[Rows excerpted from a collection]
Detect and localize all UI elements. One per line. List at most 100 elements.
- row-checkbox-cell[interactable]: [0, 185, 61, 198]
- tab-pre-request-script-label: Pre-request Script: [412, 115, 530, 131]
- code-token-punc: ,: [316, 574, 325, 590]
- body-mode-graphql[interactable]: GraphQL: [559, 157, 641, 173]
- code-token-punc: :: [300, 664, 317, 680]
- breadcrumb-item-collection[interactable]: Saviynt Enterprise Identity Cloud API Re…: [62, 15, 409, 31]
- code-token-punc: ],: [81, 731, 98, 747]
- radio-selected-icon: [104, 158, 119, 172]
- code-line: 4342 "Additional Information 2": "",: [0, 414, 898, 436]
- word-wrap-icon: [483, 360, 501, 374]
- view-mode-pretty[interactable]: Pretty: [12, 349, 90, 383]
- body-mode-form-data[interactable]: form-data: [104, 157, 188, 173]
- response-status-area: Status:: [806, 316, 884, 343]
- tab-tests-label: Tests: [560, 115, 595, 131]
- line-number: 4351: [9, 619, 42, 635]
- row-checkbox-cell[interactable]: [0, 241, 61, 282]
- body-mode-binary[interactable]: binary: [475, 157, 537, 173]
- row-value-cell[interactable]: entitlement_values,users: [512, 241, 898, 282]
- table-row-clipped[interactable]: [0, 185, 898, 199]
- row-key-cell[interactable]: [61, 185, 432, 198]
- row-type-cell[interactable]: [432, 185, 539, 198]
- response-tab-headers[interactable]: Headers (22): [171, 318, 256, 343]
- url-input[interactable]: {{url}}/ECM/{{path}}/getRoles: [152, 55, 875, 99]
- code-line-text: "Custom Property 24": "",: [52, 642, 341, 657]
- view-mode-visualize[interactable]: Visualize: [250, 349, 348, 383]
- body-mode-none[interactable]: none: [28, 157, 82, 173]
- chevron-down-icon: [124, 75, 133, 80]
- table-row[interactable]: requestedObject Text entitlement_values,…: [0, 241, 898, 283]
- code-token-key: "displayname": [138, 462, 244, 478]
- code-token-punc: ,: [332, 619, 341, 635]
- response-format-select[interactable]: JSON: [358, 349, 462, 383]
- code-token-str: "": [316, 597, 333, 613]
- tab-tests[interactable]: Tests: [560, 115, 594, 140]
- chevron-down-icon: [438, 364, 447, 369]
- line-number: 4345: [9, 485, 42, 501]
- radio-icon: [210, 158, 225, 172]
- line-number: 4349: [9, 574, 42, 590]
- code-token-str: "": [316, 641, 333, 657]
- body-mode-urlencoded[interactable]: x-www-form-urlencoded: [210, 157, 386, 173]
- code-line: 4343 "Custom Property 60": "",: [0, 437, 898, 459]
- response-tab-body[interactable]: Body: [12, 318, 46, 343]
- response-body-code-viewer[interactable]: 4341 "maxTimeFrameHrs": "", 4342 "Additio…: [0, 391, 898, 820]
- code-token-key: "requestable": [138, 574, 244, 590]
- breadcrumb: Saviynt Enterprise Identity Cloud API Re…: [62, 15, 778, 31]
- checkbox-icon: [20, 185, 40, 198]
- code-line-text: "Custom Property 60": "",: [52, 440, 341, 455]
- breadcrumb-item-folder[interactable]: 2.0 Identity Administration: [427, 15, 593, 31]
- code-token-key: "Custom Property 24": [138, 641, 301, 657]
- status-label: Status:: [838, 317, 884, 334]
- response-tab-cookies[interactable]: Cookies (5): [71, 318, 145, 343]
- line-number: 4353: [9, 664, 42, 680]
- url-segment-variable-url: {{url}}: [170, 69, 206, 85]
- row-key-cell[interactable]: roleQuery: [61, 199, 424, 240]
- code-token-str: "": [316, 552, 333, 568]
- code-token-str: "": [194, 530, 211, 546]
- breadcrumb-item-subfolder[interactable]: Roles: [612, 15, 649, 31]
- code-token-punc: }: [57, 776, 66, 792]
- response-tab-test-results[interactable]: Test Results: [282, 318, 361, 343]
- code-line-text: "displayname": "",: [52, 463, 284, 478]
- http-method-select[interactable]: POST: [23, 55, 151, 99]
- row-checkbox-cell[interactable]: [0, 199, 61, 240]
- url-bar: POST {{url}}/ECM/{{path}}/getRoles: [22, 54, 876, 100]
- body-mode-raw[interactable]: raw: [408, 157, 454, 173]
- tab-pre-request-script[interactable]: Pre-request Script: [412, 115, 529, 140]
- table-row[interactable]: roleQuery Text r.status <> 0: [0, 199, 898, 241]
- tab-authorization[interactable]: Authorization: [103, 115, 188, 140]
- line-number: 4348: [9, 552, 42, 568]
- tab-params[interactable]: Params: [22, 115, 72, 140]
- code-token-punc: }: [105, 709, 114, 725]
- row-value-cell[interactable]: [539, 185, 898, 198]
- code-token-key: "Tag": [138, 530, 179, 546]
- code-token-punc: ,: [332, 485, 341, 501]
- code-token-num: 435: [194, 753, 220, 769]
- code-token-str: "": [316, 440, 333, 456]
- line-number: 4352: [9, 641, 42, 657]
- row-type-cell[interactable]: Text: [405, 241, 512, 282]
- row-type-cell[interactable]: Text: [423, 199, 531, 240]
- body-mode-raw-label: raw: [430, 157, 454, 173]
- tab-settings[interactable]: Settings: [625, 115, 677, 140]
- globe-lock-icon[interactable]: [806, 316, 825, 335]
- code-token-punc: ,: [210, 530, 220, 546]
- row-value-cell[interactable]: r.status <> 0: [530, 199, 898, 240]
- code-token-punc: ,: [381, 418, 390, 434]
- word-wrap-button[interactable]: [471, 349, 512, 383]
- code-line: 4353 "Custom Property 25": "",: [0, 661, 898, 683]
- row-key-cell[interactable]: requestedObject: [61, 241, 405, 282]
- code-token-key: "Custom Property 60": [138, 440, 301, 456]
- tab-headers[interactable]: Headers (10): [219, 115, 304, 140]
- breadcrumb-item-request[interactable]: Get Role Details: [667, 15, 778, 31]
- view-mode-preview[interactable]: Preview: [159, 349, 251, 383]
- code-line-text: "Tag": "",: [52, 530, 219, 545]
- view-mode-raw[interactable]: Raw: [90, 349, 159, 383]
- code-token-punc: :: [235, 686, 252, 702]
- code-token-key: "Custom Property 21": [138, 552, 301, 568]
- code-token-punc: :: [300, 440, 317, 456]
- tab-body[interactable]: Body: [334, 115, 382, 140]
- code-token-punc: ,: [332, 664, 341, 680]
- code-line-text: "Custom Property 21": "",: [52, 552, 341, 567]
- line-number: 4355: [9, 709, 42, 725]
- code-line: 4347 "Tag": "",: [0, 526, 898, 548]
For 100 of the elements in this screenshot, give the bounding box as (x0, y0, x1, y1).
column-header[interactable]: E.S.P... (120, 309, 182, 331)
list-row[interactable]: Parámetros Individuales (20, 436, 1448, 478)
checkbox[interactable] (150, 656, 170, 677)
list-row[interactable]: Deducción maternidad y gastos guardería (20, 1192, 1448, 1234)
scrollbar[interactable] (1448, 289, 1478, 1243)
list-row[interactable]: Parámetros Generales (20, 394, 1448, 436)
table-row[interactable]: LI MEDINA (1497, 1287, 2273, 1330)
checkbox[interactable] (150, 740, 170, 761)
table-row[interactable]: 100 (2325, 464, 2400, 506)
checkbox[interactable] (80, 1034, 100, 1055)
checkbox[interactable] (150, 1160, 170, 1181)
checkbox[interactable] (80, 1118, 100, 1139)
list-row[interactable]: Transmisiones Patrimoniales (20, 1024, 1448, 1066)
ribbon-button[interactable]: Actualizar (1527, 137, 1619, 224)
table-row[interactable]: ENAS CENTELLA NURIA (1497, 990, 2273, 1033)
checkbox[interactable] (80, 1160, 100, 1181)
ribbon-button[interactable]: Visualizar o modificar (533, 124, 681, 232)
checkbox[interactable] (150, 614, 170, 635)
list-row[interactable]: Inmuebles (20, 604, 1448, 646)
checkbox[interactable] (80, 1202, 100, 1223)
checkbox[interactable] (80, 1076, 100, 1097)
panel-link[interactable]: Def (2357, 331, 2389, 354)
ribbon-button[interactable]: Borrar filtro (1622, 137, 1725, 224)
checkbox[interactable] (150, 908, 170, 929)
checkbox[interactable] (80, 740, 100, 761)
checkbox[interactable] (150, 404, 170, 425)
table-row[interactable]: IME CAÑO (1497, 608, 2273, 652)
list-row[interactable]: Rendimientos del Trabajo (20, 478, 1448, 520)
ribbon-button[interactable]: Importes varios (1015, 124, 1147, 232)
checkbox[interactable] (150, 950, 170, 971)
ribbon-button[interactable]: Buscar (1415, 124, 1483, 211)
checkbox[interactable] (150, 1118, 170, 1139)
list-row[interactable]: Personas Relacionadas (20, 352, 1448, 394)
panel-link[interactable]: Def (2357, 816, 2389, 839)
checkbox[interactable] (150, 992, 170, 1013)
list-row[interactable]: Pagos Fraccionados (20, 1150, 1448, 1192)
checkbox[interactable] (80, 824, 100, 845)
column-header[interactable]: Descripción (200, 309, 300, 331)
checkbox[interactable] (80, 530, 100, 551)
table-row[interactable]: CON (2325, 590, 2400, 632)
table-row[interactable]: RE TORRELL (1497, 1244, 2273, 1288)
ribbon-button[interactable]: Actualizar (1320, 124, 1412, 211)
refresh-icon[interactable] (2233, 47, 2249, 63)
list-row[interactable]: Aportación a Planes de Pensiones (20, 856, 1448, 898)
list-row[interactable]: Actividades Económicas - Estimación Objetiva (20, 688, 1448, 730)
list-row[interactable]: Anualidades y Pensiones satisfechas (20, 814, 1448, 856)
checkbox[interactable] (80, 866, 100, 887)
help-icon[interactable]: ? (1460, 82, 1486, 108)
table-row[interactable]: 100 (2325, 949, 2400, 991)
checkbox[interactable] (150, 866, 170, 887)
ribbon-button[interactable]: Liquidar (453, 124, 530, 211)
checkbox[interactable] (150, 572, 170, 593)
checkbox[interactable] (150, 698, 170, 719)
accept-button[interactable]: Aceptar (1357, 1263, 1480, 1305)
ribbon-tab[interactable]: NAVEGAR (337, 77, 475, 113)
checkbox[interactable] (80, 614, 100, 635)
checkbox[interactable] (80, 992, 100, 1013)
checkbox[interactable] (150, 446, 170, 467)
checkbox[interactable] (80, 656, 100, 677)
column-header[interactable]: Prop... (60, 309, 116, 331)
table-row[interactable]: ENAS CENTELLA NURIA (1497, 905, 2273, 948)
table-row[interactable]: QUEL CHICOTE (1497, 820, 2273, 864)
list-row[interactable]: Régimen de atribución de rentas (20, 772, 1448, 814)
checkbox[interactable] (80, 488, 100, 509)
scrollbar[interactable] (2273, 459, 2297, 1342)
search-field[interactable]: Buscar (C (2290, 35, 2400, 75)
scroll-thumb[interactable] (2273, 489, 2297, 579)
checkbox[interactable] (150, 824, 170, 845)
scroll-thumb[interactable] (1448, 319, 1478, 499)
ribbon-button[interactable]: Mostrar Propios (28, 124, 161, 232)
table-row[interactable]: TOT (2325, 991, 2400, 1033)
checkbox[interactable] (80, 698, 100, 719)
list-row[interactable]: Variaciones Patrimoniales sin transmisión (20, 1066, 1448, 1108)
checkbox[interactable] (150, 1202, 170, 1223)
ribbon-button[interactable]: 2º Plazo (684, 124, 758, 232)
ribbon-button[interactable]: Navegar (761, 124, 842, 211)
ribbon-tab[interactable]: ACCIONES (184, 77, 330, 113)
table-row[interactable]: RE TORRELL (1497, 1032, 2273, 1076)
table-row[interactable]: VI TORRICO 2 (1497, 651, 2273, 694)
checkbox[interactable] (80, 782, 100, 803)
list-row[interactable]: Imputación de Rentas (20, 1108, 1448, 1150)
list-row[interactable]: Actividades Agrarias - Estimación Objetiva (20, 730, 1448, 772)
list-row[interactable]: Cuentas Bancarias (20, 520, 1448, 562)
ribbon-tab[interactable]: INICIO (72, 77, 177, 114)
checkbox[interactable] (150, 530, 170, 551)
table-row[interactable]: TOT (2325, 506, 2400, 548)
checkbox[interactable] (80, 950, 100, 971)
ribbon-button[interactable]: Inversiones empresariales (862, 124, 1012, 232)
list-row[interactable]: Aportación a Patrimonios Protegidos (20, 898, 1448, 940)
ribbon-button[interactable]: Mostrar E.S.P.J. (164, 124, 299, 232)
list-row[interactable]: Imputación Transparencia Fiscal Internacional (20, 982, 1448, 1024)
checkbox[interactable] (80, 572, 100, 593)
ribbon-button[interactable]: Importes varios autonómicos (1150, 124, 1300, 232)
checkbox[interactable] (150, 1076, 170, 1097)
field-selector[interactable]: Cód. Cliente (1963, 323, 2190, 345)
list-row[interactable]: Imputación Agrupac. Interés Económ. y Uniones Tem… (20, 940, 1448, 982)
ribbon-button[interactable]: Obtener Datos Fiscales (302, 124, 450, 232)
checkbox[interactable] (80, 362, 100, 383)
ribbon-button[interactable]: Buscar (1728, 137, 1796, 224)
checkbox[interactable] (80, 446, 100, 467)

▶ **Stated task**
Identify every row above that contains the string "TORRELL", and copy each of those rows in full.

▶ **Answer to this exercise**
table-row[interactable]: RE TORRELL (1497, 1244, 2273, 1288)
table-row[interactable]: RE TORRELL (1497, 1032, 2273, 1076)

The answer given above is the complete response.